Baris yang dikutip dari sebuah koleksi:
::::::

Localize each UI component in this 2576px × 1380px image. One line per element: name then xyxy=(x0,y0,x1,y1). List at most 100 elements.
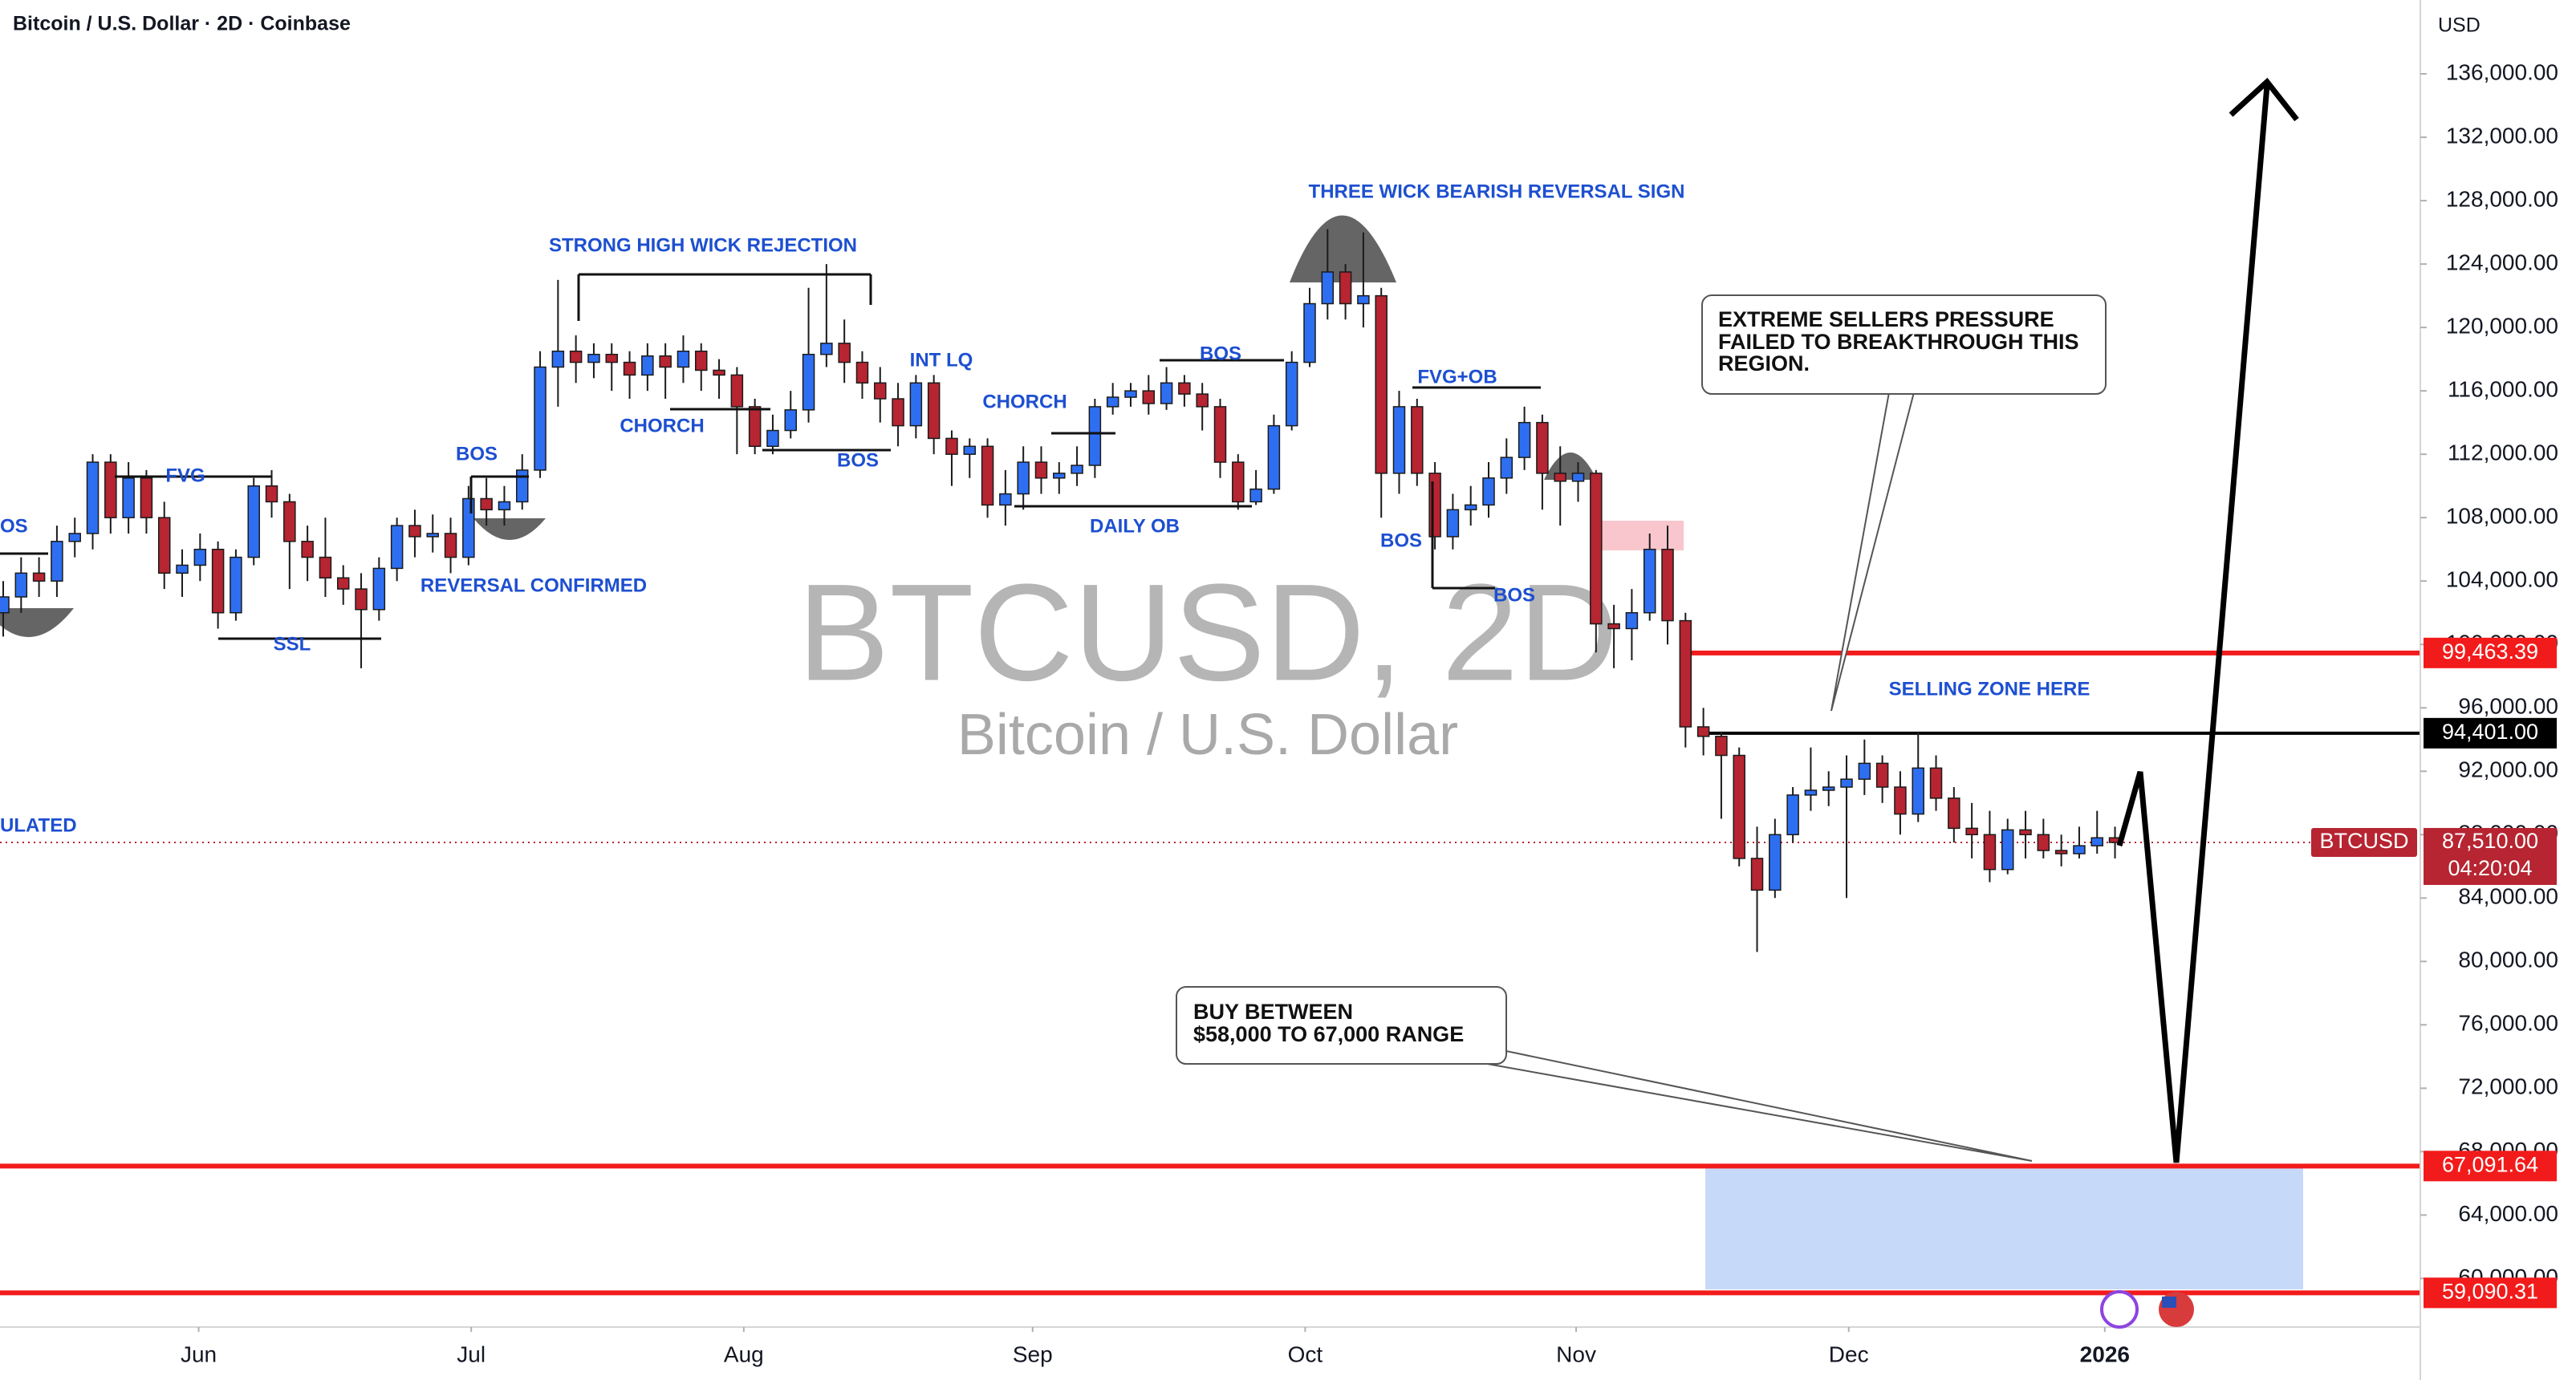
candle xyxy=(1625,589,1639,660)
candle xyxy=(1858,739,1871,795)
candle-body xyxy=(641,355,654,376)
candle-body xyxy=(1912,767,1924,815)
candle-body xyxy=(838,343,851,363)
candle xyxy=(444,518,457,574)
candle-body xyxy=(301,541,314,558)
candle-body xyxy=(1696,726,1710,737)
candle xyxy=(2073,826,2086,858)
candle-body xyxy=(623,361,636,376)
candle-body xyxy=(981,445,994,506)
candle xyxy=(713,359,725,400)
candle-body xyxy=(1571,473,1585,482)
candle xyxy=(1053,462,1066,494)
y-tick-label: 124,000.00 xyxy=(2446,250,2558,275)
candle xyxy=(390,518,404,582)
candle-body xyxy=(104,461,117,518)
candle-body xyxy=(176,564,189,574)
candle xyxy=(104,454,117,534)
candle-body xyxy=(1232,461,1245,503)
x-tick-label: Sep xyxy=(1013,1341,1053,1366)
y-tick-label: 64,000.00 xyxy=(2458,1201,2558,1226)
candle-body xyxy=(1196,393,1209,408)
wick-cap xyxy=(1290,215,1396,282)
candle xyxy=(193,533,207,582)
candle-body xyxy=(1786,794,1799,836)
candle xyxy=(659,343,672,400)
candle-body xyxy=(1339,271,1352,305)
candle-body xyxy=(1446,509,1460,538)
callout-box xyxy=(1176,986,1507,1065)
candle xyxy=(1106,383,1119,415)
price-label: 87,510.00 xyxy=(2442,829,2538,853)
candle xyxy=(2090,810,2103,854)
candle xyxy=(927,375,941,455)
candle-body xyxy=(355,588,368,611)
candle xyxy=(68,518,81,558)
callout-text: FAILED TO BREAKTHROUGH THIS xyxy=(1718,330,2079,354)
candle xyxy=(1643,533,1656,621)
candle-body xyxy=(1822,786,1835,791)
candle xyxy=(1571,462,1585,502)
candle xyxy=(2037,818,2050,858)
fvg-zone xyxy=(1602,521,1684,550)
x-tick-label: 2026 xyxy=(2080,1341,2130,1366)
candle xyxy=(1088,399,1102,478)
annotation: ULATED xyxy=(0,814,77,836)
candle-body xyxy=(1375,294,1388,474)
candle-body xyxy=(1160,382,1173,404)
y-tick-label: 72,000.00 xyxy=(2458,1074,2558,1099)
candle-body xyxy=(211,548,225,614)
y-tick-label: 104,000.00 xyxy=(2446,567,2558,592)
candle xyxy=(1715,731,1728,819)
candle xyxy=(1536,414,1549,510)
annotation: DAILY OB xyxy=(1090,515,1180,537)
candle-body xyxy=(551,351,565,368)
candle xyxy=(1929,755,1943,811)
candle-body xyxy=(1392,406,1406,474)
chart-title: Bitcoin / U.S. Dollar · 2D · Coinbase xyxy=(13,13,351,35)
annotation: FVG xyxy=(165,465,205,486)
candle-body xyxy=(336,577,350,590)
candle xyxy=(230,549,242,621)
candle-body xyxy=(1536,421,1549,474)
candle xyxy=(909,375,923,439)
candle-body xyxy=(265,485,278,503)
candle xyxy=(1696,708,1710,756)
annotation: BOS xyxy=(456,443,498,465)
annotation: BOS xyxy=(1200,343,1241,364)
candle xyxy=(1071,446,1083,486)
candle xyxy=(515,454,529,510)
level-label: 59,090.31 xyxy=(2442,1280,2538,1304)
candle xyxy=(1464,485,1477,526)
candle xyxy=(1500,438,1514,494)
candle-body xyxy=(1875,762,1889,788)
candle-body xyxy=(1124,390,1137,398)
candle xyxy=(1196,383,1209,431)
candle-body xyxy=(909,382,923,427)
candle-body xyxy=(2001,829,2014,871)
candle-body xyxy=(462,497,475,558)
candle xyxy=(355,573,368,668)
candle-body xyxy=(1965,827,1978,836)
annotation: REVERSAL CONFIRMED xyxy=(421,574,647,596)
candle xyxy=(2054,834,2068,867)
candle-body xyxy=(319,556,332,579)
level-label-box xyxy=(2424,1277,2557,1309)
candle xyxy=(1160,367,1173,410)
candle-body xyxy=(2054,850,2068,854)
candle-body xyxy=(999,493,1012,506)
x-tick-label: Oct xyxy=(1288,1341,1323,1366)
y-tick-label: 92,000.00 xyxy=(2458,757,2558,782)
candle xyxy=(1392,391,1406,494)
icon[interactable] xyxy=(2100,1290,2139,1329)
candle xyxy=(32,557,46,597)
annotation: SELLING ZONE HERE xyxy=(1889,678,2090,700)
candle xyxy=(999,469,1012,526)
candle xyxy=(86,454,100,550)
level-label: 67,091.64 xyxy=(2442,1152,2538,1176)
candle-body xyxy=(1285,361,1298,427)
candle-body xyxy=(157,517,171,574)
candle-body xyxy=(1321,271,1335,305)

::::::

KERJAKAN INI: Salin tanpa perubahan bagian yang diawali baris berisi "candle xyxy=(1625,589,1639,660)" dan diakhiri baris berisi "candle-body xyxy=(176,564,189,574)", termasuk kedua baris itu.

HASIL TUGAS:
candle xyxy=(1625,589,1639,660)
candle xyxy=(1858,739,1871,795)
candle-body xyxy=(641,355,654,376)
candle-body xyxy=(1912,767,1924,815)
candle-body xyxy=(838,343,851,363)
candle xyxy=(444,518,457,574)
candle-body xyxy=(301,541,314,558)
candle-body xyxy=(1696,726,1710,737)
candle xyxy=(2073,826,2086,858)
candle-body xyxy=(623,361,636,376)
candle-body xyxy=(981,445,994,506)
candle xyxy=(713,359,725,400)
candle-body xyxy=(1571,473,1585,482)
candle xyxy=(1053,462,1066,494)
y-tick-label: 124,000.00 xyxy=(2446,250,2558,275)
candle xyxy=(390,518,404,582)
candle-body xyxy=(104,461,117,518)
candle-body xyxy=(176,564,189,574)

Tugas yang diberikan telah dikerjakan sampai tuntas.